WHAT THE TASK REQUIRES →
Copy out the data below as written; omit any images.

EXCERPTED DATA →
= = = = = = =

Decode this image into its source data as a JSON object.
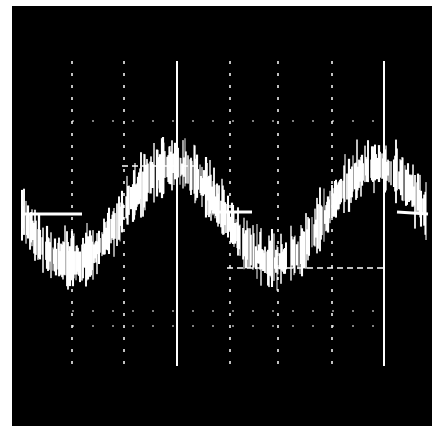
{
  "image": {
    "subject": "oscilloscope-trace",
    "colors": {
      "screen": "#000000",
      "trace": "#ffffff",
      "border": "#ffffff"
    },
    "trace": {
      "shape": "noisy-periodic-wave",
      "cycles_visible": 2
    }
  }
}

= = = = = = =

ANSWER →
Decode this image into its source data as a JSON object.
{
  "image": {
    "subject": "oscilloscope-trace",
    "colors": {
      "screen": "#000000",
      "trace": "#ffffff",
      "border": "#ffffff"
    },
    "trace": {
      "shape": "noisy-periodic-wave",
      "cycles_visible": 2
    }
  }
}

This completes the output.